**What to work on:** Reproduce the records below in their entirety, character for character.

**Source records:**
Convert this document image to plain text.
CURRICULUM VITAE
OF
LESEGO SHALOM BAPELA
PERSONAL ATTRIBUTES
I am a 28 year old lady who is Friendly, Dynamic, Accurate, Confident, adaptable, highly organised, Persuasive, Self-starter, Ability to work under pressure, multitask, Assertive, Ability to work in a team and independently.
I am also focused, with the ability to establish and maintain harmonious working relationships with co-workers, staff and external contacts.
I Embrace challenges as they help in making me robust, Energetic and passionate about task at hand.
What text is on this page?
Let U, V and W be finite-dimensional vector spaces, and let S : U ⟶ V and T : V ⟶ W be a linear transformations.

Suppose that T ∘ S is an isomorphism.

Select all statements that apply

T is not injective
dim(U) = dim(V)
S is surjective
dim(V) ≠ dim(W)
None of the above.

**Exercise output:**
Convert this document image to plain text.
CURRICULUM VITAE
OF
LESEGO SHALOM BAPELA
PERSONAL ATTRIBUTES
I am a 28 year old lady who is Friendly, Dynamic, Accurate, Confident, adaptable, highly organised, Persuasive, Self-starter, Ability to work under pressure, multitask, Assertive, Ability to work in a team and independently.
I am also focused, with the ability to establish and maintain harmonious working relationships with co-workers, staff and external contacts.
I Embrace challenges as they help in making me robust, Energetic and passionate about task at hand.
What text is on this page?
Let U, V and W be finite-dimensional vector spaces, and let S : U ⟶ V and T : V ⟶ W be a linear transformations.

Suppose that T ∘ S is an isomorphism.

Select all statements that apply

T is not injective
dim(U) = dim(V)
S is surjective
dim(V) ≠ dim(W)
None of the above.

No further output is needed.